CONSIGNES DE TRAVAIL.
- 1) D'après l'extrait sur la romance MM, comment l'homosexuel était-il plébiscité jusqu'alors ?
- 2) Résume plus brièvement le paragraphe de l'extrait sur la romance MM qui commence par « L'image de l'homosexualité a grandement évolué », en conservant ses faits principaux.
- 3) Reprends l'extrait sur la romance MM à la suite de sa dernière ligne.

L'image de l'homosexualité a grandement évolué. Orientation sexuelle opprimée, sa récente institutionnalisation a permis un début de normalisation au sein de la société. Jusqu'alors plébiscité comme "meilleure copine à moustache" des personnages féminins, l'homosexuel a dévoilé sa sexytude à travers le coming-out de ses membres les plus torrides. Dès lors, et malgré son statut inaccessible aux femmes hétérosexuelles,  le héros de MM a pris son envol, titillant le désir chez ce lectorat en quête de nouveautés. En effet, quoi de plus émoustillant qu’un héros viril et sexuellement hyperactif, sinon deux (ou plus) ? On n'y déplore aucune rivalité avec une héroïne trop parfaite, en revanche, on joue les voyeuses devant les jeux du sexe entre hommes : le cocktail presque idéal.
Son pendant féminin est plus confidentiel. Le FF restant moins attractif aux yeux d'un lectorat majoritairement féminin et hétérosexuel.

Le trouple ou polyamour : check !

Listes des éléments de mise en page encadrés

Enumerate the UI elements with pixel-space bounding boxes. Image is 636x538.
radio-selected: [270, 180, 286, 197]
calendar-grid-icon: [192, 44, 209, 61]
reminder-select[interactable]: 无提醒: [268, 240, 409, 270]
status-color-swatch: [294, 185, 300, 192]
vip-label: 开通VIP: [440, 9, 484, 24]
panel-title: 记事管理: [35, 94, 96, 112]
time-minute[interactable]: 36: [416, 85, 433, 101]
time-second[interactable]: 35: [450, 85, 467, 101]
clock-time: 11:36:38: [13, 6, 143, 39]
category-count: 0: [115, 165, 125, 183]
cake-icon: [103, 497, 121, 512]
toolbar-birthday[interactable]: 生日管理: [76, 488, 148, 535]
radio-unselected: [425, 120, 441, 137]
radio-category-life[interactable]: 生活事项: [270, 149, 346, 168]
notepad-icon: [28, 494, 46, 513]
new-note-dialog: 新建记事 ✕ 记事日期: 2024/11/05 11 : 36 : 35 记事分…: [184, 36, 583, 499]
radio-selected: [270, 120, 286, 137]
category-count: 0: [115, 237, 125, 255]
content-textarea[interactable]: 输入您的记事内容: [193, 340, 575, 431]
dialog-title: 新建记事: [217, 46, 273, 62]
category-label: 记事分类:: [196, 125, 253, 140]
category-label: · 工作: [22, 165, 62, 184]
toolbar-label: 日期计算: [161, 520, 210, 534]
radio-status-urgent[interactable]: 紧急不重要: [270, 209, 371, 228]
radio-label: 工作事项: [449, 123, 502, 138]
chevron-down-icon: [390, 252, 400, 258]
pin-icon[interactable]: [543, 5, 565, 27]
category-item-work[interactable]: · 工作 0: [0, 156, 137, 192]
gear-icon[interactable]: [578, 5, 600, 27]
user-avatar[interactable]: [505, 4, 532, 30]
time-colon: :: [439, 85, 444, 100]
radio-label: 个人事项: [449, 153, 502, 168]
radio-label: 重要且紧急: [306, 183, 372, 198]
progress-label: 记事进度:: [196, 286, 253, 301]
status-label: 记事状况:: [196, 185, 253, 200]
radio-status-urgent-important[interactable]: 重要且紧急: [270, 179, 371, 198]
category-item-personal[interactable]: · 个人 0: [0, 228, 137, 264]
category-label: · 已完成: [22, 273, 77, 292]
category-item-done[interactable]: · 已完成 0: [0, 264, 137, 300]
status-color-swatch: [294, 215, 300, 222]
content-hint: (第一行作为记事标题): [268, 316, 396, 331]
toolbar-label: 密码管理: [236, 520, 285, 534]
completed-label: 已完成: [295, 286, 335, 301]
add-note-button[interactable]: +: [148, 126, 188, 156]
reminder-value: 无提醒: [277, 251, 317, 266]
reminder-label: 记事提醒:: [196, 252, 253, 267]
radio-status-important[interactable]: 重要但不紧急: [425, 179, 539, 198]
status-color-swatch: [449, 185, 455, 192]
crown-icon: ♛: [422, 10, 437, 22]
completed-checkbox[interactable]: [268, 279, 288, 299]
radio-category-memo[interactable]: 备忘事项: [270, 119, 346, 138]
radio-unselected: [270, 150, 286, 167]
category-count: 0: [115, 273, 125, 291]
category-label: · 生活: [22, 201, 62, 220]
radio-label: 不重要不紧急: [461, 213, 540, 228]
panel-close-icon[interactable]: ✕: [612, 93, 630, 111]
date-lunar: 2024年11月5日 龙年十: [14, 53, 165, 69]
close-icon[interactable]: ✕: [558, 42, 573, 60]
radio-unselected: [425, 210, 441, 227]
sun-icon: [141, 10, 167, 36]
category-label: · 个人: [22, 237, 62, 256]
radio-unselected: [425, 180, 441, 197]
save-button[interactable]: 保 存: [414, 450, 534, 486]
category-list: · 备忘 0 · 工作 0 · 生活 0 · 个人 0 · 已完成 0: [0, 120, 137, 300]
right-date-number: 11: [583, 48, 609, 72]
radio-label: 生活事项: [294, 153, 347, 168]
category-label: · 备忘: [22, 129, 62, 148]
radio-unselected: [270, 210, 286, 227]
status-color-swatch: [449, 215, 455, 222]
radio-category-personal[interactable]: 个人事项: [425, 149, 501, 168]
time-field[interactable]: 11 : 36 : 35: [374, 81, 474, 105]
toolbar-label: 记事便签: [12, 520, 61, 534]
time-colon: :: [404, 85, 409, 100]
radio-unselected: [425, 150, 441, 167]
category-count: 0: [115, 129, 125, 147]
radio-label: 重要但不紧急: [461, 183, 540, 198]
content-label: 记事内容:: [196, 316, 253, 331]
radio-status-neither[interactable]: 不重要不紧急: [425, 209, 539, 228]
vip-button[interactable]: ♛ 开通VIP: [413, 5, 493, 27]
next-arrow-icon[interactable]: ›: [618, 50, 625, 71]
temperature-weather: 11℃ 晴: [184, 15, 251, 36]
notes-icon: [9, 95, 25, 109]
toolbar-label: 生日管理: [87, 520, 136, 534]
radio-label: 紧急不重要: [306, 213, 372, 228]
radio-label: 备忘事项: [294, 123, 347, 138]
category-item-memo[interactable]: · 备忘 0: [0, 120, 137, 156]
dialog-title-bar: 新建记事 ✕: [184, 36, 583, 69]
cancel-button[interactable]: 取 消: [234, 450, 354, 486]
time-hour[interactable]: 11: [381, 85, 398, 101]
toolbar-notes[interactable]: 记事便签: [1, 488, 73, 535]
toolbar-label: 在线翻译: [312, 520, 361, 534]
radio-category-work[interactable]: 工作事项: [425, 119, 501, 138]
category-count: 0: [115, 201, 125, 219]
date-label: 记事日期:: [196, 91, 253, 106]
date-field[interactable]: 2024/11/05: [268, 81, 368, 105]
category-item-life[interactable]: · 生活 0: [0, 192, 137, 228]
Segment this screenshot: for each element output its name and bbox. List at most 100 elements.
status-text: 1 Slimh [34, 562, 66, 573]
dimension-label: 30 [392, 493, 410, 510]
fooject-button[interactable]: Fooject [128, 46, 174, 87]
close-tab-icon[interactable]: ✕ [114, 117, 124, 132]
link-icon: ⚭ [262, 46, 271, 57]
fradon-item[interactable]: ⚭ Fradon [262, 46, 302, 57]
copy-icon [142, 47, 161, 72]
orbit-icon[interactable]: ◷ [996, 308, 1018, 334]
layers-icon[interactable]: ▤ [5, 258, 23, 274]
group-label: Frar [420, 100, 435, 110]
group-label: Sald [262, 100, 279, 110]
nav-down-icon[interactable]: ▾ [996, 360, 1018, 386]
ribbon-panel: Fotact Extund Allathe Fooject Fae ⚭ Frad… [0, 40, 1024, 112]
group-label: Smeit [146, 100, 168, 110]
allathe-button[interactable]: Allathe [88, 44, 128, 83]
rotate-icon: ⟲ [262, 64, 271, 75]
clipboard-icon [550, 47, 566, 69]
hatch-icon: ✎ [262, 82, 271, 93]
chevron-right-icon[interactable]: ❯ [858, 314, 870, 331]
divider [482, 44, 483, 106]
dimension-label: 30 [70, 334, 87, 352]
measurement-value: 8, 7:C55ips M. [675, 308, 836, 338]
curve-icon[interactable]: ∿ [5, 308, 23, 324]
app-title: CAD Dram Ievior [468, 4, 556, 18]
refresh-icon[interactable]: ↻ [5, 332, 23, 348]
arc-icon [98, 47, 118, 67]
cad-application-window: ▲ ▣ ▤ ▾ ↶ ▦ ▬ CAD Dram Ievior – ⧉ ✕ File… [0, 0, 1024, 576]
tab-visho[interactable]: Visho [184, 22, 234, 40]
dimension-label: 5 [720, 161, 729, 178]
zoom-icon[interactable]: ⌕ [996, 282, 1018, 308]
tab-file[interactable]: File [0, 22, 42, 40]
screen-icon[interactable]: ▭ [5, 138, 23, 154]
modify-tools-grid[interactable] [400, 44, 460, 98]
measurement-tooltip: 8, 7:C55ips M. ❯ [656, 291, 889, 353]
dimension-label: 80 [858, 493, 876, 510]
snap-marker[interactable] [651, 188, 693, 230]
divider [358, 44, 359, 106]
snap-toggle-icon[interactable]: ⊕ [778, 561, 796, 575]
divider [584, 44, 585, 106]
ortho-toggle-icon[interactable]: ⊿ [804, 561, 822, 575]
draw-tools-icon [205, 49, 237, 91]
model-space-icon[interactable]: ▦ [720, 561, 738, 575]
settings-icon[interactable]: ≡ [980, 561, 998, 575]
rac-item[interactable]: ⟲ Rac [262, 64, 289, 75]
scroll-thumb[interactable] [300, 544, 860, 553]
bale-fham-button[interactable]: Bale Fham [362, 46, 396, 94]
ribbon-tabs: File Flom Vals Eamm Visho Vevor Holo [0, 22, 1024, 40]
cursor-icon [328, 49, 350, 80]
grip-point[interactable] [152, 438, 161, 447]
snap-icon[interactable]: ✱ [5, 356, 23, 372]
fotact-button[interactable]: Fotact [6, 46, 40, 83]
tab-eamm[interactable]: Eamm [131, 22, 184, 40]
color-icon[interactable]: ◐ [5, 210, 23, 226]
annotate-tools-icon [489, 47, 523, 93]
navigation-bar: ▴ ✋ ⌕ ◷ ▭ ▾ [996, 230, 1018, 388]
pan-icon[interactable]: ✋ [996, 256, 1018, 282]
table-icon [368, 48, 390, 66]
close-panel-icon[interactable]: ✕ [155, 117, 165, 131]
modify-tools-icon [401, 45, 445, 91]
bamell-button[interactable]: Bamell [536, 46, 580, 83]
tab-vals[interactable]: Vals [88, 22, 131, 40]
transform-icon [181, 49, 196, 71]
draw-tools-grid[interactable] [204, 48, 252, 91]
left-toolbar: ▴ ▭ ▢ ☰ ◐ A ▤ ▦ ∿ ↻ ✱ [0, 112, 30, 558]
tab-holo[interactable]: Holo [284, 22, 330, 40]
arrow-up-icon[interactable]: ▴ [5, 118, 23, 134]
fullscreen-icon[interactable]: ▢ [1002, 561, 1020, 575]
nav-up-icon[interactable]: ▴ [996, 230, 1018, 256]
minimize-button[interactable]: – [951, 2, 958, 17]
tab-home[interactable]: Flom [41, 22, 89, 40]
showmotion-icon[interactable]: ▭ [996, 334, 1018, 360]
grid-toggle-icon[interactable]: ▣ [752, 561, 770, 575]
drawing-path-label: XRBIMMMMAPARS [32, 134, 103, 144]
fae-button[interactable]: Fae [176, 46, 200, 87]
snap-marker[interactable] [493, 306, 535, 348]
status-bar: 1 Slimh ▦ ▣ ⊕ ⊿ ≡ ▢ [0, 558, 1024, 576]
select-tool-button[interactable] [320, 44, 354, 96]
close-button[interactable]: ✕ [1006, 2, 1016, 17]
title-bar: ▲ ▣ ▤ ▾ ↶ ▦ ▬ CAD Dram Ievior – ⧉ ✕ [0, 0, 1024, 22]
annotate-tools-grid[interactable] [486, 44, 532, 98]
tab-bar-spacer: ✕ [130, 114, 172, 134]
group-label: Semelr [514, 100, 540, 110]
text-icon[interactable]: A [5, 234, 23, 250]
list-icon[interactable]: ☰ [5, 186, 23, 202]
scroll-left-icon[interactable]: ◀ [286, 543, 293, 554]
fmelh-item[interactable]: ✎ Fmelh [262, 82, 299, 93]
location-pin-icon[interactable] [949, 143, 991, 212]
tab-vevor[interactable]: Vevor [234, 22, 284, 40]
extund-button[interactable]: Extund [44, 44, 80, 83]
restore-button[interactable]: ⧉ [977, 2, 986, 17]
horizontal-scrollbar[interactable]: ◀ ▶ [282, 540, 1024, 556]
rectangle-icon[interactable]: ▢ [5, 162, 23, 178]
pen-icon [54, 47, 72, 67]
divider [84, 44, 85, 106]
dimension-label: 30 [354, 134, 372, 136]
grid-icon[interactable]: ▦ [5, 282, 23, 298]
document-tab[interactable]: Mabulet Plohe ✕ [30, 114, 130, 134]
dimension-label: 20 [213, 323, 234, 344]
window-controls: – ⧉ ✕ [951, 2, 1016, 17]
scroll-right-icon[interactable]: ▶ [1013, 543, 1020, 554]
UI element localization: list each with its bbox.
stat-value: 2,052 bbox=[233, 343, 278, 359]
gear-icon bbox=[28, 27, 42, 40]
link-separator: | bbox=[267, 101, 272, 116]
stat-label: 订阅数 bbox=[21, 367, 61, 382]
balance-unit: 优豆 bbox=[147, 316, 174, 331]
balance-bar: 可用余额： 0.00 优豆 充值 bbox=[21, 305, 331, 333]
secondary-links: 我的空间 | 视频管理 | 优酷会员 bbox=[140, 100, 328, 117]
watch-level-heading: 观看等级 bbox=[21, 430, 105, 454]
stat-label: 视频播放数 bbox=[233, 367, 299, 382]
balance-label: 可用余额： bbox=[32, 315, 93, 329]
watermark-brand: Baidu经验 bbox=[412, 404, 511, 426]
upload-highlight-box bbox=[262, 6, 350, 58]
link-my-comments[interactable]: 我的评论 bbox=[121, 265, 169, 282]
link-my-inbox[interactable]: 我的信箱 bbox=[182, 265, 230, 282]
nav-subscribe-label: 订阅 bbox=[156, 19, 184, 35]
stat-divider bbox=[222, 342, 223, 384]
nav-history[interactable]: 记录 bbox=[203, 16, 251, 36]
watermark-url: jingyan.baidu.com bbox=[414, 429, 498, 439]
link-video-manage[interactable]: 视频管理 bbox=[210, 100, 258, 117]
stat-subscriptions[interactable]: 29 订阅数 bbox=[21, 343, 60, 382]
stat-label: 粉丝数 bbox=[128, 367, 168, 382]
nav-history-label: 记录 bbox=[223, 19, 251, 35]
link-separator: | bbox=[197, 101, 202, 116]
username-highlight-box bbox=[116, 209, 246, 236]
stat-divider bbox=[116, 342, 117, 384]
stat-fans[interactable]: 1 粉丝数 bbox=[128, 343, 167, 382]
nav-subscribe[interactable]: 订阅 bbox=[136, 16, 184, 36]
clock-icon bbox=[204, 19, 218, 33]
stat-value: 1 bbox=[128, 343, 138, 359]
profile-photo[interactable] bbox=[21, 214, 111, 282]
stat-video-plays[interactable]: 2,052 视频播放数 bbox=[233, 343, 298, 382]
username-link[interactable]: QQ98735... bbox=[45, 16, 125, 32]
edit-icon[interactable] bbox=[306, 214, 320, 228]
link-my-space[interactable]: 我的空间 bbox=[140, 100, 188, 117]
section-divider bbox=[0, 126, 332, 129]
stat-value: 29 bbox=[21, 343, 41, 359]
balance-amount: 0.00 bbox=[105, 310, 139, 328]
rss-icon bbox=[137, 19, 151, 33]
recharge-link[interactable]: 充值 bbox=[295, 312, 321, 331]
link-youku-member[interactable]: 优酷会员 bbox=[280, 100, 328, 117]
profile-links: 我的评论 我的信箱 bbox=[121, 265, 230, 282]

RÉPONSES ATTENDUES.
- 1) Comme la « meilleure copine à moustache » des personnages féminins.

- 2) L'image de l'homosexualité a beaucoup changé : longtemps opprimée, elle a commencé à se normaliser grâce à sa récente institutionnalisation. Autrefois réduit au rôle de « meilleure copine à moustache » des personnages féminins, l'homosexuel s'est révélé sexy à travers le coming-out de ses membres les plus torrides. Le héros de MM a donc pris son envol auprès des lectrices hétérosexuelles en quête de nouveautés, malgré son inaccessibilité. Il leur offre un ou plusieurs héros virils et sexuellement hyperactifs, aucune rivalité avec une héroïne trop parfaite et la possibilité de jouer les voyeuses.

- 3)
Schéma sentimental de plus en plus utilisé, le trouple (contraction de trio et couple) se manie avec précaution. Tous les auteurs n'ont pas le talent d'écrire une histoire d'amour harmonieuse entre plusieurs personnages. Avec son Luxuria, Frédérique de Keyser y est parvenue, car elle y a mêlé une analyse très complète de leur psychologie. Aucun d'eux n'est désavantagé. Ce qui est peut-être moins le cas avec Red Room 3 : Tu braveras l'interdit de Lynda Aicher, avec une relation qui m'a semblé plus bancale sur le long terme. La relation doit rester équilibrée. Dès le moment où on ressent l'exclusion de l'un des membres à cause d'une préférence même imperceptible, ou qu'il s'accorde moins bien avec ses partenaires, le trouple peut exploser. On trouve de nombreuses combinaisons, deux hommes/une femme (ma préférée), deux femmes/un homme, trois personnes du même sexe, voire plus de partenaires (mais là, j'émets des doutes sur la sérénité de la relation).

Le BDSM : check !
Pas besoin de revenir sur ces pratiques qui ont intégré notre inconscient collectif. Nécessitant d'être encadrées (les urgences pourraient en raconter de belles sur l'amateurisme de ses nouveaux adeptes), elles ont gagné une visibilité incroyable et se sont banalisées. À titre personnel, je suis bien plus réceptive aux récits mettant en scène un soumis avec sa dominatrice (une belle romance érotique dans le genre Red Room 6 : Tu chercheras ton plaisir, toujours de Lynda Aicher), et suis devenue une ayatollah du consentement. Raison pour laquelle je supporte très mal la romance qui exploite ce domaine, en confondant "emprise amoureuse aveugle" et "échange respectueux entre soumis et dominant".

Le viol et la torture sexuelle : check !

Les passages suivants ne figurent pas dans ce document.